[Labeled region entries]
____________
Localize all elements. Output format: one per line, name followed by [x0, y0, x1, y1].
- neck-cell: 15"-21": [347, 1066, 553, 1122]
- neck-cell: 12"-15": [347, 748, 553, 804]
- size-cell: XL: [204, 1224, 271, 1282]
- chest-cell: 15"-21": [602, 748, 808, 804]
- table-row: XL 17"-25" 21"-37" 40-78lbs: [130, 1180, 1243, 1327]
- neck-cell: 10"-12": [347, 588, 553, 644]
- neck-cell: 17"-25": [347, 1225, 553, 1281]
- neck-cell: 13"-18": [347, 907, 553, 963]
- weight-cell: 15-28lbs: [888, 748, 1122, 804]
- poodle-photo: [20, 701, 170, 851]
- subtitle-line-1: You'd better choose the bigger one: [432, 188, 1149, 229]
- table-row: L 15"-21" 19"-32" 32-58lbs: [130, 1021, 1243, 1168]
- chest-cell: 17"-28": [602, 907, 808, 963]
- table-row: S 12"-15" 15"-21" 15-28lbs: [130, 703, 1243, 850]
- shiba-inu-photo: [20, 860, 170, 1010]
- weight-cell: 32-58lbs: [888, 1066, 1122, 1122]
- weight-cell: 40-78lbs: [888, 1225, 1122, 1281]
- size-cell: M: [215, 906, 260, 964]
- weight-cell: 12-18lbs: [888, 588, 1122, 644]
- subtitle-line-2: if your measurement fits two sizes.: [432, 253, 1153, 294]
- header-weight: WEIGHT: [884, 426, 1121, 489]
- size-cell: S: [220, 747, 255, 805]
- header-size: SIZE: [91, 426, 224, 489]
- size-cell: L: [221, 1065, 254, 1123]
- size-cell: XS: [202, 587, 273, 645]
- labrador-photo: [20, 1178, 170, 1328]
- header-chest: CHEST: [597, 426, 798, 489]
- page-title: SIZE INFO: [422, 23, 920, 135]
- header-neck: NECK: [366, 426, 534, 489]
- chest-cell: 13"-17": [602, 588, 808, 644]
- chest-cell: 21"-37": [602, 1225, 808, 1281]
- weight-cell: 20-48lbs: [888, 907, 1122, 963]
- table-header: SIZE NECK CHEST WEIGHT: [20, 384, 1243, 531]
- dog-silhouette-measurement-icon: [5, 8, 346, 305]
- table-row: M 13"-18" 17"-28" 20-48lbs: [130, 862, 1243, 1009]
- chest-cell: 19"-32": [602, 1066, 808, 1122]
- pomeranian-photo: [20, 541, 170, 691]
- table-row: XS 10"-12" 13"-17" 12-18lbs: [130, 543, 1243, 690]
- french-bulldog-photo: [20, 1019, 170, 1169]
____________
What the task requires -
Reproduce the lines of every labeled region entry above verbatim, without altering anything.

Answer to this problem -
Localize all elements. Output format: one per line, name followed by [x0, y0, x1, y1].
- neck-cell: 15"-21": [347, 1066, 553, 1122]
- neck-cell: 12"-15": [347, 748, 553, 804]
- size-cell: XL: [204, 1224, 271, 1282]
- chest-cell: 15"-21": [602, 748, 808, 804]
- table-row: XL 17"-25" 21"-37" 40-78lbs: [130, 1180, 1243, 1327]
- neck-cell: 10"-12": [347, 588, 553, 644]
- neck-cell: 17"-25": [347, 1225, 553, 1281]
- neck-cell: 13"-18": [347, 907, 553, 963]
- weight-cell: 15-28lbs: [888, 748, 1122, 804]
- poodle-photo: [20, 701, 170, 851]
- subtitle-line-1: You'd better choose the bigger one: [432, 188, 1149, 229]
- table-row: L 15"-21" 19"-32" 32-58lbs: [130, 1021, 1243, 1168]
- chest-cell: 17"-28": [602, 907, 808, 963]
- table-row: S 12"-15" 15"-21" 15-28lbs: [130, 703, 1243, 850]
- shiba-inu-photo: [20, 860, 170, 1010]
- weight-cell: 32-58lbs: [888, 1066, 1122, 1122]
- weight-cell: 40-78lbs: [888, 1225, 1122, 1281]
- size-cell: M: [215, 906, 260, 964]
- weight-cell: 12-18lbs: [888, 588, 1122, 644]
- subtitle-line-2: if your measurement fits two sizes.: [432, 253, 1153, 294]
- header-weight: WEIGHT: [884, 426, 1121, 489]
- size-cell: S: [220, 747, 255, 805]
- header-size: SIZE: [91, 426, 224, 489]
- size-cell: L: [221, 1065, 254, 1123]
- size-cell: XS: [202, 587, 273, 645]
- labrador-photo: [20, 1178, 170, 1328]
- header-chest: CHEST: [597, 426, 798, 489]
- page-title: SIZE INFO: [422, 23, 920, 135]
- header-neck: NECK: [366, 426, 534, 489]
- chest-cell: 13"-17": [602, 588, 808, 644]
- chest-cell: 21"-37": [602, 1225, 808, 1281]
- weight-cell: 20-48lbs: [888, 907, 1122, 963]
- table-header: SIZE NECK CHEST WEIGHT: [20, 384, 1243, 531]
- dog-silhouette-measurement-icon: [5, 8, 346, 305]
- table-row: M 13"-18" 17"-28" 20-48lbs: [130, 862, 1243, 1009]
- chest-cell: 19"-32": [602, 1066, 808, 1122]
- pomeranian-photo: [20, 541, 170, 691]
- table-row: XS 10"-12" 13"-17" 12-18lbs: [130, 543, 1243, 690]
- french-bulldog-photo: [20, 1019, 170, 1169]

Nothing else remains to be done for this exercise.